▶ [Work to be completed]: Show all lines that include the string "magnitude"; copy each one.
>> Begin
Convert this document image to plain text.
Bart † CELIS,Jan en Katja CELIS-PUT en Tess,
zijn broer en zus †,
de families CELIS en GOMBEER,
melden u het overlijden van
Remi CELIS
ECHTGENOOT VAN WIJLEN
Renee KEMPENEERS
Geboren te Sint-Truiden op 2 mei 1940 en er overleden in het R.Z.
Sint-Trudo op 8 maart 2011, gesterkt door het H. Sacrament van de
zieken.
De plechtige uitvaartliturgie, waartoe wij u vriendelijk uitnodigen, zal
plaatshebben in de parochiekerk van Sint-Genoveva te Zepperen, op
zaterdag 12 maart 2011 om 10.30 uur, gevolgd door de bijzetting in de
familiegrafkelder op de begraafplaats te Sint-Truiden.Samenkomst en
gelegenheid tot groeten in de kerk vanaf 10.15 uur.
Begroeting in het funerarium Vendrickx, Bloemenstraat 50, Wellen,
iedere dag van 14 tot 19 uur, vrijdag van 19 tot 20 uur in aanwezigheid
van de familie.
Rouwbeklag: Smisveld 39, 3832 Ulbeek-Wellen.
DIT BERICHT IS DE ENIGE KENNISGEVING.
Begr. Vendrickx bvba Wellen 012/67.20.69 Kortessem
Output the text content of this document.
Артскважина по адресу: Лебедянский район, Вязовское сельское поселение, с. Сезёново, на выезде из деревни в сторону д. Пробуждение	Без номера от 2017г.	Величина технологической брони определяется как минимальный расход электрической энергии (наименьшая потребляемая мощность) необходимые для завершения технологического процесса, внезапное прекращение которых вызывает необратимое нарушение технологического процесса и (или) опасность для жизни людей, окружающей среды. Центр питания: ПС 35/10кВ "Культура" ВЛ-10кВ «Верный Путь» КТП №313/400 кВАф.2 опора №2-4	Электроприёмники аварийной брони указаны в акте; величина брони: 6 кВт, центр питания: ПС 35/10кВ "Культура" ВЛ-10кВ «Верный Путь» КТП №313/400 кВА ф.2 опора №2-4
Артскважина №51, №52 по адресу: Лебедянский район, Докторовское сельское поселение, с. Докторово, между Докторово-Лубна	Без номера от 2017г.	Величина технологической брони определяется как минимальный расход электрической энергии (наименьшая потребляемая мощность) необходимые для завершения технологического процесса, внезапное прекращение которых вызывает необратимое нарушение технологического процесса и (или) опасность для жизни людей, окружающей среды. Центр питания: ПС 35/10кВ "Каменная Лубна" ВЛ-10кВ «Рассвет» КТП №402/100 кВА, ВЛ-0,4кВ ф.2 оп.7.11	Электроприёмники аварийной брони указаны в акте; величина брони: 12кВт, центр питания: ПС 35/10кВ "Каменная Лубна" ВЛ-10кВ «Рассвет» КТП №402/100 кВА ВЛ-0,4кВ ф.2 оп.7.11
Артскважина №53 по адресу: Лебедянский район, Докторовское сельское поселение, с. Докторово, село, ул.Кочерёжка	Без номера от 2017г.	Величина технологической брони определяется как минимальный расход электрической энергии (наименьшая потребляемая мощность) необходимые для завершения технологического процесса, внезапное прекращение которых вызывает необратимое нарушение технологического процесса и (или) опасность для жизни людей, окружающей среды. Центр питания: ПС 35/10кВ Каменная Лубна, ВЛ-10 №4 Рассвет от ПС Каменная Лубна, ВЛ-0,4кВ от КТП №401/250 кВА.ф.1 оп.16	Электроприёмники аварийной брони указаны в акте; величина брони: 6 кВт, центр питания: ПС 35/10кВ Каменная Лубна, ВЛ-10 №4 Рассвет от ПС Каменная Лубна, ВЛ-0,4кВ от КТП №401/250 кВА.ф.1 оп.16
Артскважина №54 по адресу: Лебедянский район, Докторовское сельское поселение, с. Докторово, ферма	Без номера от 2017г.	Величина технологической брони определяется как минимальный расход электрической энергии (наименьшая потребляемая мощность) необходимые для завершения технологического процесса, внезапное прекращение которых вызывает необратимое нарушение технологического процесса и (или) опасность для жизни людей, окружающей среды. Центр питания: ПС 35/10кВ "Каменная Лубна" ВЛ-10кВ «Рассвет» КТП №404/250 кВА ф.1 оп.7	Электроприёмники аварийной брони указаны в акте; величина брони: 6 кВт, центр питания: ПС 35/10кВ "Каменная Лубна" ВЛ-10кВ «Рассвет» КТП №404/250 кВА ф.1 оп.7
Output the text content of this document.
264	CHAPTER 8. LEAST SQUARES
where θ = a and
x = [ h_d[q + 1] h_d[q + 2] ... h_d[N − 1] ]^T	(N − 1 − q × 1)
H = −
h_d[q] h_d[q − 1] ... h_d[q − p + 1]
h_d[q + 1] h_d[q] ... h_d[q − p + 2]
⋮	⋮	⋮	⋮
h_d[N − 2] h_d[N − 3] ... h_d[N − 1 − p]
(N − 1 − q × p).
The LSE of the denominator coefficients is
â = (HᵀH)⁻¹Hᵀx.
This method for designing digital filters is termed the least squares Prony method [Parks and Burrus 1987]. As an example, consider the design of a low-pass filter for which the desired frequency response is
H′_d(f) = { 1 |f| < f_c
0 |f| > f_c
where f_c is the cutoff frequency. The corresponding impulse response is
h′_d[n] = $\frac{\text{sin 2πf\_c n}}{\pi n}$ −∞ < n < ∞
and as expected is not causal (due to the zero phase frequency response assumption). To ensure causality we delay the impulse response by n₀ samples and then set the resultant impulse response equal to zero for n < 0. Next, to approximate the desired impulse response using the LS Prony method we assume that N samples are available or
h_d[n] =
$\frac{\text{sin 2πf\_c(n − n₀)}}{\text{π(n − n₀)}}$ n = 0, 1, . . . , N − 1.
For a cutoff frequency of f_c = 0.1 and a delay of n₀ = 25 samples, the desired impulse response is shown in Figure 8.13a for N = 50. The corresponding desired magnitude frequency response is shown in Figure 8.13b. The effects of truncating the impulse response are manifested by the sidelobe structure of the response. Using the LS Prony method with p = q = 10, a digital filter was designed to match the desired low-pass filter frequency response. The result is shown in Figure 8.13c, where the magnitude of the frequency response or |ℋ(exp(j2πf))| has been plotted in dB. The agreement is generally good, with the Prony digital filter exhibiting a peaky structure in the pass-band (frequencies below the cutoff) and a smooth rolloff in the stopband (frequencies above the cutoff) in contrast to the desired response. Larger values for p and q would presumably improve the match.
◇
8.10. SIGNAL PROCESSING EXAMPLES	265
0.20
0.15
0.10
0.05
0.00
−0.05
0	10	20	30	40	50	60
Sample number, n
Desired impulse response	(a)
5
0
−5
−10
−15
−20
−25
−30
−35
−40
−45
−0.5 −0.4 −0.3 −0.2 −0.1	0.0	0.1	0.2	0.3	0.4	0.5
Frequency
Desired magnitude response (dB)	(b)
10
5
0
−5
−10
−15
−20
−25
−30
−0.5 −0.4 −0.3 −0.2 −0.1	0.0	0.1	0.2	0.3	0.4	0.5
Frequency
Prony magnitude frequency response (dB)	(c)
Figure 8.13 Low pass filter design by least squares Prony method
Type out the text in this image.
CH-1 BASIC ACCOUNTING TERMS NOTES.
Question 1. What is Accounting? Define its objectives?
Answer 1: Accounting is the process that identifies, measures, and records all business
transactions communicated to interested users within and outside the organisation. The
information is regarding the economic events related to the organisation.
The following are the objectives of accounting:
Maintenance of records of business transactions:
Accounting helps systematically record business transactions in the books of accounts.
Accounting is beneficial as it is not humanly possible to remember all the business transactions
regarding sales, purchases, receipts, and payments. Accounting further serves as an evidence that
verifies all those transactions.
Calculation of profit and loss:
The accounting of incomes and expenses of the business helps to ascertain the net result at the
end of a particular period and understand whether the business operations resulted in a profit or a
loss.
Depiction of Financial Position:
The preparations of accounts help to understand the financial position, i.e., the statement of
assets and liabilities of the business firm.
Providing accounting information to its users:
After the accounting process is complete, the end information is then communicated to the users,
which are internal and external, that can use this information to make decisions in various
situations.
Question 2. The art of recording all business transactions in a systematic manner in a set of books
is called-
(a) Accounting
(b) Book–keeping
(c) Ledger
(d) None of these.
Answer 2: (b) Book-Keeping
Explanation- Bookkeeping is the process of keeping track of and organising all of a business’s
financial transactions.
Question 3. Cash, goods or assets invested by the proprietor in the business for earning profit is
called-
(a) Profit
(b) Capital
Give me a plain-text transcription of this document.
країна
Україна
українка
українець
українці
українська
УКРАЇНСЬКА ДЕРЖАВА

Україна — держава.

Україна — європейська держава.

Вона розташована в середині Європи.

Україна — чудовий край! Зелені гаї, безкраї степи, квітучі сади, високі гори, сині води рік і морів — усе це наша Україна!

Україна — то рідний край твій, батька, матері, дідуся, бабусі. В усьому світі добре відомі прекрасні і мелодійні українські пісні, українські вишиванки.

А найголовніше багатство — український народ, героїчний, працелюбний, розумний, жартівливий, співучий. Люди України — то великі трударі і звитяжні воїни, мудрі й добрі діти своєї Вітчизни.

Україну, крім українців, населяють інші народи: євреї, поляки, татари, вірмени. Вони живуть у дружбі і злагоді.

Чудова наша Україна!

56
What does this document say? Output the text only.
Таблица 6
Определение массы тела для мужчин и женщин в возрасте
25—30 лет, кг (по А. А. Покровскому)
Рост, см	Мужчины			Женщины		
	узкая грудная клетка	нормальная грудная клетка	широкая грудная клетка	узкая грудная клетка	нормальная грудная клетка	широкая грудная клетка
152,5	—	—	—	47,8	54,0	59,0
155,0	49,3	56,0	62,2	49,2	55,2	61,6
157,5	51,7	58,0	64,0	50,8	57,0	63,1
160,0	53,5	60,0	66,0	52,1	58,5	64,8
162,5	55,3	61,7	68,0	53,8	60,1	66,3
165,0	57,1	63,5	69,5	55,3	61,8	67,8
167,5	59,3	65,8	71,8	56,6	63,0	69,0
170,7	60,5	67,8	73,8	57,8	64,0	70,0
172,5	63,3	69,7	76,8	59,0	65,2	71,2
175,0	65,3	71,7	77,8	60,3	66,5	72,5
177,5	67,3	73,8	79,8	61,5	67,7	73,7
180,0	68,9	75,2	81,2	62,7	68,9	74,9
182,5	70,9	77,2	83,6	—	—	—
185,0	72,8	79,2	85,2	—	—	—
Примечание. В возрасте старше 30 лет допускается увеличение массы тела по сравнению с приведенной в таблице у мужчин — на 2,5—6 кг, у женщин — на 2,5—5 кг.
>> End
▶ [Response to the exercise]:
For a cutoff frequency of f_c = 0.1 and a delay of n₀ = 25 samples, the desired impulse response is shown in Figure 8.13a for N = 50. The corresponding desired magnitude frequency response is shown in Figure 8.13b. The effects of truncating the impulse response are manifested by the sidelobe structure of the response. Using the LS Prony method with p = q = 10, a digital filter was designed to match the desired low-pass filter frequency response. The result is shown in Figure 8.13c, where the magnitude of the frequency response or |ℋ(exp(j2πf))| has been plotted in dB. The agreement is generally good, with the Prony digital filter exhibiting a peaky structure in the pass-band (frequencies below the cutoff) and a smooth rolloff in the stopband (frequencies above the cutoff) in contrast to the desired response. Larger values for p and q would presumably improve the match.
Desired magnitude response (dB)	(b)
Prony magnitude frequency response (dB)	(c)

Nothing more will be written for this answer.